Exercise aim – Output all of the records exactly as written.

--- --- ---

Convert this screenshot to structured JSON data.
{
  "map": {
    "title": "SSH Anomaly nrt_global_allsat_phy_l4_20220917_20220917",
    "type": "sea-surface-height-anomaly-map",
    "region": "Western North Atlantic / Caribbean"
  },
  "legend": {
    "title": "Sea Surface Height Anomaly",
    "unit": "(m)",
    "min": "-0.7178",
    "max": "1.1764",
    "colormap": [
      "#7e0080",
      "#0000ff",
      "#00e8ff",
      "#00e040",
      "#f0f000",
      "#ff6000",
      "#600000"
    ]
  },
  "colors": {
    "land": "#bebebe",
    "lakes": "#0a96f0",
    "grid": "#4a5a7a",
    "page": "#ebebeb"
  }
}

--- --- ---

Task solution –
Convert this screenshot to structured JSON data.
{
  "map": {
    "title": "SSH Anomaly nrt_global_allsat_phy_l4_20220917_20220917",
    "type": "sea-surface-height-anomaly-map",
    "region": "Western North Atlantic / Caribbean"
  },
  "legend": {
    "title": "Sea Surface Height Anomaly",
    "unit": "(m)",
    "min": "-0.7178",
    "max": "1.1764",
    "colormap": [
      "#7e0080",
      "#0000ff",
      "#00e8ff",
      "#00e040",
      "#f0f000",
      "#ff6000",
      "#600000"
    ]
  },
  "colors": {
    "land": "#bebebe",
    "lakes": "#0a96f0",
    "grid": "#4a5a7a",
    "page": "#ebebeb"
  }
}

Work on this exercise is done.